▶ **RECORD EXCERPTS**
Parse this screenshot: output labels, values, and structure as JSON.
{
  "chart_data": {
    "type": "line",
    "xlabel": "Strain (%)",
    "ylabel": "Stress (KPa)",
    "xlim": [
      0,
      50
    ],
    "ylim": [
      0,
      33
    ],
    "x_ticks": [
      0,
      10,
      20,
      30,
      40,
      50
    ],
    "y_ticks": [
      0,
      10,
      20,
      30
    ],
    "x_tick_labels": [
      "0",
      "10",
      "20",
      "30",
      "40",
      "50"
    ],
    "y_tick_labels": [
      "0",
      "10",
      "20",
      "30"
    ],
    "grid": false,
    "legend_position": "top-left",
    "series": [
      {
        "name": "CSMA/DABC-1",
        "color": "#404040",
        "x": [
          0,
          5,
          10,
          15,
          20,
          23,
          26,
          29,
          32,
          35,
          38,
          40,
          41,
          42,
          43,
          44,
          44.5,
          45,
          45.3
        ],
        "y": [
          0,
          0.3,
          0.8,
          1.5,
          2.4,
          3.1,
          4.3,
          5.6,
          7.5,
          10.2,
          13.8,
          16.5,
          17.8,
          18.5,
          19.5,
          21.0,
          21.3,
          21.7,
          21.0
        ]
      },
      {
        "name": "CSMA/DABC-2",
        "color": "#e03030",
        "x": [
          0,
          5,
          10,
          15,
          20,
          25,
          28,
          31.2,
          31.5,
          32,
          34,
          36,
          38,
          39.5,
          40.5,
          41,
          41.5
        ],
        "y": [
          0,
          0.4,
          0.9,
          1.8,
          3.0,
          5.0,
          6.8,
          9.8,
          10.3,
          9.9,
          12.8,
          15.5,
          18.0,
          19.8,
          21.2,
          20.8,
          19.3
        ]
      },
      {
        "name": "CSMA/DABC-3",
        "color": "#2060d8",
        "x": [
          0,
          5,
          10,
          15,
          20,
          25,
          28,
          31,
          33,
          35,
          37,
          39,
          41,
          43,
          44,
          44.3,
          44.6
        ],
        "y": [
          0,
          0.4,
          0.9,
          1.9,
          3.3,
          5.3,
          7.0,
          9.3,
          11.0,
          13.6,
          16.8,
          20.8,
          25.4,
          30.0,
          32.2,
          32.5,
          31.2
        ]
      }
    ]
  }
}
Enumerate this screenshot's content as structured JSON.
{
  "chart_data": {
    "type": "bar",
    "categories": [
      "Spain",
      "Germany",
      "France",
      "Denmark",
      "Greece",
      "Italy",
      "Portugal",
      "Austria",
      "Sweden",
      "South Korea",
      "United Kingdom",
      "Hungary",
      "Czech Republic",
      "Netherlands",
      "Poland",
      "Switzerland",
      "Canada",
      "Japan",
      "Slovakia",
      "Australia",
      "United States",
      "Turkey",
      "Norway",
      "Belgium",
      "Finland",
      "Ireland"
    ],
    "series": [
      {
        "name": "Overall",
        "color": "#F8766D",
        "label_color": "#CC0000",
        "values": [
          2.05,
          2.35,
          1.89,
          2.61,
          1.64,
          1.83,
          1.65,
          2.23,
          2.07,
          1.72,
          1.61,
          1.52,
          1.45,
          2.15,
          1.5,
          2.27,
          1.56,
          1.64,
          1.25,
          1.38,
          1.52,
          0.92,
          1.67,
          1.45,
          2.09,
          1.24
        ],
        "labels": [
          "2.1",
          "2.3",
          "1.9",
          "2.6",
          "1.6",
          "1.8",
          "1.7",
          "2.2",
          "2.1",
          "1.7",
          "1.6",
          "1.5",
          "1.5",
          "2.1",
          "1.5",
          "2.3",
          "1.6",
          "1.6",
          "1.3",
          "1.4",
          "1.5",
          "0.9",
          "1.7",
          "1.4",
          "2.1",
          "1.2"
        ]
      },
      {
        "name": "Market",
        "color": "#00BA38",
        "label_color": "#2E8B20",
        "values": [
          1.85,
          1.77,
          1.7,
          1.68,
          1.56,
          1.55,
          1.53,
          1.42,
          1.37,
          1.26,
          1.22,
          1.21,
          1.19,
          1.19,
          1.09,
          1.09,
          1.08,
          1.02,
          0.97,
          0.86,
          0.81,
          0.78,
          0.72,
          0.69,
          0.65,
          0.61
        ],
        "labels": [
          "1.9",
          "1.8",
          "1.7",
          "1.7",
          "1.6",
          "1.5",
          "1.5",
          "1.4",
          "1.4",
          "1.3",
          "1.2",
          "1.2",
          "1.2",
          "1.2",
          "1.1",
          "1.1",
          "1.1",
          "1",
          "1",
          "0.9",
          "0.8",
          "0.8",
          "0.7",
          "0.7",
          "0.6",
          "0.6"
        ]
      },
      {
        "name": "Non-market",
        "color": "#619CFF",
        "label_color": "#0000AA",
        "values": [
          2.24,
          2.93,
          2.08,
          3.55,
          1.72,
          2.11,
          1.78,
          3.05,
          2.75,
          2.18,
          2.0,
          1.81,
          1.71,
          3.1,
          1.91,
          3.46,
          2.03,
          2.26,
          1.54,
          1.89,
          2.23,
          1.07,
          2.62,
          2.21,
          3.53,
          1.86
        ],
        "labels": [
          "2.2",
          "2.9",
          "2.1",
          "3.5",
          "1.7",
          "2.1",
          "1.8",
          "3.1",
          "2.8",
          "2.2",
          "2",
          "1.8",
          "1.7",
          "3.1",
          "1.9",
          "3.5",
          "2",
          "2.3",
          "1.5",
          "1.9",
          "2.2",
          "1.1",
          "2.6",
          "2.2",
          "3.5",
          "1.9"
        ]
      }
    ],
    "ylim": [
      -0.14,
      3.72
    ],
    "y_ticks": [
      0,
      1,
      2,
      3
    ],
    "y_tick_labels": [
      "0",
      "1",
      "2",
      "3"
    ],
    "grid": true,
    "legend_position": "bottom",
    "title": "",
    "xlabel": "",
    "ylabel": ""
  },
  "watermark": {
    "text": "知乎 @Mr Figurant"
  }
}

▶ **GIVEN TASK**
Transcribe every line of the data, exactly as it stands.

▶ **TASK OUTPUT**
Parse this screenshot: output labels, values, and structure as JSON.
{
  "chart_data": {
    "type": "line",
    "xlabel": "Strain (%)",
    "ylabel": "Stress (KPa)",
    "xlim": [
      0,
      50
    ],
    "ylim": [
      0,
      33
    ],
    "x_ticks": [
      0,
      10,
      20,
      30,
      40,
      50
    ],
    "y_ticks": [
      0,
      10,
      20,
      30
    ],
    "x_tick_labels": [
      "0",
      "10",
      "20",
      "30",
      "40",
      "50"
    ],
    "y_tick_labels": [
      "0",
      "10",
      "20",
      "30"
    ],
    "grid": false,
    "legend_position": "top-left",
    "series": [
      {
        "name": "CSMA/DABC-1",
        "color": "#404040",
        "x": [
          0,
          5,
          10,
          15,
          20,
          23,
          26,
          29,
          32,
          35,
          38,
          40,
          41,
          42,
          43,
          44,
          44.5,
          45,
          45.3
        ],
        "y": [
          0,
          0.3,
          0.8,
          1.5,
          2.4,
          3.1,
          4.3,
          5.6,
          7.5,
          10.2,
          13.8,
          16.5,
          17.8,
          18.5,
          19.5,
          21.0,
          21.3,
          21.7,
          21.0
        ]
      },
      {
        "name": "CSMA/DABC-2",
        "color": "#e03030",
        "x": [
          0,
          5,
          10,
          15,
          20,
          25,
          28,
          31.2,
          31.5,
          32,
          34,
          36,
          38,
          39.5,
          40.5,
          41,
          41.5
        ],
        "y": [
          0,
          0.4,
          0.9,
          1.8,
          3.0,
          5.0,
          6.8,
          9.8,
          10.3,
          9.9,
          12.8,
          15.5,
          18.0,
          19.8,
          21.2,
          20.8,
          19.3
        ]
      },
      {
        "name": "CSMA/DABC-3",
        "color": "#2060d8",
        "x": [
          0,
          5,
          10,
          15,
          20,
          25,
          28,
          31,
          33,
          35,
          37,
          39,
          41,
          43,
          44,
          44.3,
          44.6
        ],
        "y": [
          0,
          0.4,
          0.9,
          1.9,
          3.3,
          5.3,
          7.0,
          9.3,
          11.0,
          13.6,
          16.8,
          20.8,
          25.4,
          30.0,
          32.2,
          32.5,
          31.2
        ]
      }
    ]
  }
}
Enumerate this screenshot's content as structured JSON.
{
  "chart_data": {
    "type": "bar",
    "categories": [
      "Spain",
      "Germany",
      "France",
      "Denmark",
      "Greece",
      "Italy",
      "Portugal",
      "Austria",
      "Sweden",
      "South Korea",
      "United Kingdom",
      "Hungary",
      "Czech Republic",
      "Netherlands",
      "Poland",
      "Switzerland",
      "Canada",
      "Japan",
      "Slovakia",
      "Australia",
      "United States",
      "Turkey",
      "Norway",
      "Belgium",
      "Finland",
      "Ireland"
    ],
    "series": [
      {
        "name": "Overall",
        "color": "#F8766D",
        "label_color": "#CC0000",
        "values": [
          2.05,
          2.35,
          1.89,
          2.61,
          1.64,
          1.83,
          1.65,
          2.23,
          2.07,
          1.72,
          1.61,
          1.52,
          1.45,
          2.15,
          1.5,
          2.27,
          1.56,
          1.64,
          1.25,
          1.38,
          1.52,
          0.92,
          1.67,
          1.45,
          2.09,
          1.24
        ],
        "labels": [
          "2.1",
          "2.3",
          "1.9",
          "2.6",
          "1.6",
          "1.8",
          "1.7",
          "2.2",
          "2.1",
          "1.7",
          "1.6",
          "1.5",
          "1.5",
          "2.1",
          "1.5",
          "2.3",
          "1.6",
          "1.6",
          "1.3",
          "1.4",
          "1.5",
          "0.9",
          "1.7",
          "1.4",
          "2.1",
          "1.2"
        ]
      },
      {
        "name": "Market",
        "color": "#00BA38",
        "label_color": "#2E8B20",
        "values": [
          1.85,
          1.77,
          1.7,
          1.68,
          1.56,
          1.55,
          1.53,
          1.42,
          1.37,
          1.26,
          1.22,
          1.21,
          1.19,
          1.19,
          1.09,
          1.09,
          1.08,
          1.02,
          0.97,
          0.86,
          0.81,
          0.78,
          0.72,
          0.69,
          0.65,
          0.61
        ],
        "labels": [
          "1.9",
          "1.8",
          "1.7",
          "1.7",
          "1.6",
          "1.5",
          "1.5",
          "1.4",
          "1.4",
          "1.3",
          "1.2",
          "1.2",
          "1.2",
          "1.2",
          "1.1",
          "1.1",
          "1.1",
          "1",
          "1",
          "0.9",
          "0.8",
          "0.8",
          "0.7",
          "0.7",
          "0.6",
          "0.6"
        ]
      },
      {
        "name": "Non-market",
        "color": "#619CFF",
        "label_color": "#0000AA",
        "values": [
          2.24,
          2.93,
          2.08,
          3.55,
          1.72,
          2.11,
          1.78,
          3.05,
          2.75,
          2.18,
          2.0,
          1.81,
          1.71,
          3.1,
          1.91,
          3.46,
          2.03,
          2.26,
          1.54,
          1.89,
          2.23,
          1.07,
          2.62,
          2.21,
          3.53,
          1.86
        ],
        "labels": [
          "2.2",
          "2.9",
          "2.1",
          "3.5",
          "1.7",
          "2.1",
          "1.8",
          "3.1",
          "2.8",
          "2.2",
          "2",
          "1.8",
          "1.7",
          "3.1",
          "1.9",
          "3.5",
          "2",
          "2.3",
          "1.5",
          "1.9",
          "2.2",
          "1.1",
          "2.6",
          "2.2",
          "3.5",
          "1.9"
        ]
      }
    ],
    "ylim": [
      -0.14,
      3.72
    ],
    "y_ticks": [
      0,
      1,
      2,
      3
    ],
    "y_tick_labels": [
      "0",
      "1",
      "2",
      "3"
    ],
    "grid": true,
    "legend_position": "bottom",
    "title": "",
    "xlabel": "",
    "ylabel": ""
  },
  "watermark": {
    "text": "知乎 @Mr Figurant"
  }
}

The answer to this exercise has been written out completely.